Reading passage -
Start of Block
MORO AIRCRAFT LEASING, INC. v. Keith

789 F. Supp. 2d 841, 2011 U.S. Dist. LEXIS 61869, 2011 WL 2262923
CourtDistrict Court, N.D. Ohio
DecidedJune 9, 2011
DocketCase 3:10 CV 2708
StatusPublished
Cited by4 cases

This text of 789 F. Supp. 2d 841 (MORO AIRCRAFT LEASING, INC. v. Keith) is published on Counsel Stack Legal Research, covering District Court, N.D. Ohio primary law. Counsel Stack provides free access to over 12 million legal documents including statutes, case law, regulations, and constitutions.

Bluebook
MORO AIRCRAFT LEASING, INC. v. Keith, 789 F. Supp. 2d 841, 2011 U.S. Dist. LEXIS 61869, 2011 WL 2262923 (N.D. Ohio 2011).

Opinion

MEMORANDUM OPINION

KATZ, District Judge.

This matter is before the Court on motions to dismiss filed pro se by defendants Jon Keith (Doc. 7), Phil Walton (Doc. 8), and Clarendon Development Holdings, Inc. (Doc. 9) (“Clarendon”) Plaintiff, Moro Aircraft Leasing, Inc. (“Moro”) has filed responses to Keith’s (Doc. 12) and Walton’ (Doc. 15) motions. In addition, Plaintiff moves to strike Clarendon’s motion to dismiss and Clarendon’s Answer to defendant Lorena Harvey’ cross-claims. (Doc. Nos. 10 & 20).

Plaintiff motions to strike will be granted. Walton’ motion will be granted in part, and the claims against him will be dismissed without prejudice for lack of personal jurisdiction. Keith’s motion will be granted in part, and the Court will order that the claims against him be arbitrated.

I. Background

According to the Complaint, the allegations of which are assumed to be true at this stage of the litigation, in 2009 Moro began looking for sources of financing to purchase new airplanes to expand its business. A representative of Moro, Ward Rosadiuk, contacted Keith, who worked for defendant Corporate Lending & Corporate Leasing Services, Inc., which was in the business of arranging loans for “Private Air Charter Funding” and “Jets and Turbines.” After several discussions and the exchange of documents, Keith put Rosadiuk in touch with Clarendon and its President, Walton, who sent a ‘letter of offer’ to Moro for financing of three aircraft.

On August 24, 2009, Keith emailed a proposed Funding Agreement to Moro. Rosadiuk executed the agreement on behalf of Moro on October 9, 2009. Walton signed the agreement on behalf of Clarendon on October 10. The Funding Agreement, which is attached to the Complaint as Exhibit S, called for Moro to post collateral in the amount of $510,000, in the form of a standby letter of credit to be issued in favor of the Administrator, defendant Watson & Watson, PC, a law firm, by a ‘top international bank.’ In exchange, Clarendon would provide funding to Moro in the amount of $6,000,000.
End of Block
Extracted information -
Start of Block
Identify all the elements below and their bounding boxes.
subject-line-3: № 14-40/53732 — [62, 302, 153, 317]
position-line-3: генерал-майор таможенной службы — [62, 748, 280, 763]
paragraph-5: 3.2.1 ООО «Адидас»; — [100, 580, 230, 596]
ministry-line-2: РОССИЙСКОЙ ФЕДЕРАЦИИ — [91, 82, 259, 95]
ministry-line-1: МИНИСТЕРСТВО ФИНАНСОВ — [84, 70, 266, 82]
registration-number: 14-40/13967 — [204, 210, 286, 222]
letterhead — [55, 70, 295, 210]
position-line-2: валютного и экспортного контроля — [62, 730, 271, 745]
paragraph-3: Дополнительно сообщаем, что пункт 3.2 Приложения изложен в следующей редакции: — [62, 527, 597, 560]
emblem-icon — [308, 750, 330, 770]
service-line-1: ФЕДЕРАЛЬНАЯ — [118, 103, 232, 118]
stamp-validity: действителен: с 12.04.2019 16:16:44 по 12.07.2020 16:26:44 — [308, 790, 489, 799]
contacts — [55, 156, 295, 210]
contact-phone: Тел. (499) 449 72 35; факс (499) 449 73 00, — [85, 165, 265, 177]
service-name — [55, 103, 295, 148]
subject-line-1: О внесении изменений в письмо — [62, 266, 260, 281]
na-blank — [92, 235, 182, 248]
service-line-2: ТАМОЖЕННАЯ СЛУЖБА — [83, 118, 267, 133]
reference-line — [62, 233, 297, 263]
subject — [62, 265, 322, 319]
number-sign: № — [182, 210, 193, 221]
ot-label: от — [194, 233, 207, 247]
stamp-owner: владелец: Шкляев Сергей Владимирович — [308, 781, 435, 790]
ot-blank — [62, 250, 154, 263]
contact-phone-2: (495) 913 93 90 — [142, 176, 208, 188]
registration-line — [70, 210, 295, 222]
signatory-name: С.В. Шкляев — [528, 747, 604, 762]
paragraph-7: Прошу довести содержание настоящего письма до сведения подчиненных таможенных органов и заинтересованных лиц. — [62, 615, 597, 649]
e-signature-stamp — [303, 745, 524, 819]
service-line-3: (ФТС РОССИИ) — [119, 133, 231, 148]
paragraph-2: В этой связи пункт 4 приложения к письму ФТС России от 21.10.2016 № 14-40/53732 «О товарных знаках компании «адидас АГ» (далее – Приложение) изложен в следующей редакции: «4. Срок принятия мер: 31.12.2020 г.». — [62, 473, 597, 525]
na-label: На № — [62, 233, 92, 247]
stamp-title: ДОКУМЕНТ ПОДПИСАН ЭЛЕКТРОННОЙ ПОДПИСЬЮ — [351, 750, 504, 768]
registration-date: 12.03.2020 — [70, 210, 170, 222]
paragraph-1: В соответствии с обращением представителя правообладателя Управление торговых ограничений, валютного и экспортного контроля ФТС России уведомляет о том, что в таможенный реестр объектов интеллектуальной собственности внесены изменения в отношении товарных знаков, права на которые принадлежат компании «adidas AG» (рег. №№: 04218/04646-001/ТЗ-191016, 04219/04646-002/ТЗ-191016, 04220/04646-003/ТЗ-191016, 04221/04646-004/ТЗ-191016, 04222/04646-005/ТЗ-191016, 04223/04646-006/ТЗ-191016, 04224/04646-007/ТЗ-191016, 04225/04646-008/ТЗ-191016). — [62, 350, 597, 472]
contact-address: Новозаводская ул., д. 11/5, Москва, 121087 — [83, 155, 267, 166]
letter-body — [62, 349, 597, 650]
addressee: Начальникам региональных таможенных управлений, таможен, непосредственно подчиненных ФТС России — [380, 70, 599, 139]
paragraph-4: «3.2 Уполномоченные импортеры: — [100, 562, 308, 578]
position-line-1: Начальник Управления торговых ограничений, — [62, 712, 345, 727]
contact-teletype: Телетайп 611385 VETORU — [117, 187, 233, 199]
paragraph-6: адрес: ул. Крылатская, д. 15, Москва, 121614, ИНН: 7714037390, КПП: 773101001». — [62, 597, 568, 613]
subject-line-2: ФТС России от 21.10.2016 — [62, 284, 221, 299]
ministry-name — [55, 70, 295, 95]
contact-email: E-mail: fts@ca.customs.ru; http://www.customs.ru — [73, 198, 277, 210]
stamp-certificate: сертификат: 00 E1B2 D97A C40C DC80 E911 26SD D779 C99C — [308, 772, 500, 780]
End of Block
Tasks to complete -
A - According to the court opinion, on what date did Rosadiuk sign the Funding Agreement for Moro?
B - Print the court opinion from "KATZ, District Judge." up to and including "Nos. 10 & 20).".
The records are separate material from the court opinion.

Expected responses -
A - October 9, 2009.

B -
KATZ, District Judge.

This matter is before the Court on motions to dismiss filed pro se by defendants Jon Keith (Doc. 7), Phil Walton (Doc. 8), and Clarendon Development Holdings, Inc. (Doc. 9) (“Clarendon”) Plaintiff, Moro Aircraft Leasing, Inc. (“Moro”) has filed responses to Keith’s (Doc. 12) and Walton’ (Doc. 15) motions. In addition, Plaintiff moves to strike Clarendon’s motion to dismiss and Clarendon’s Answer to defendant Lorena Harvey’ cross-claims. (Doc. Nos. 10 & 20).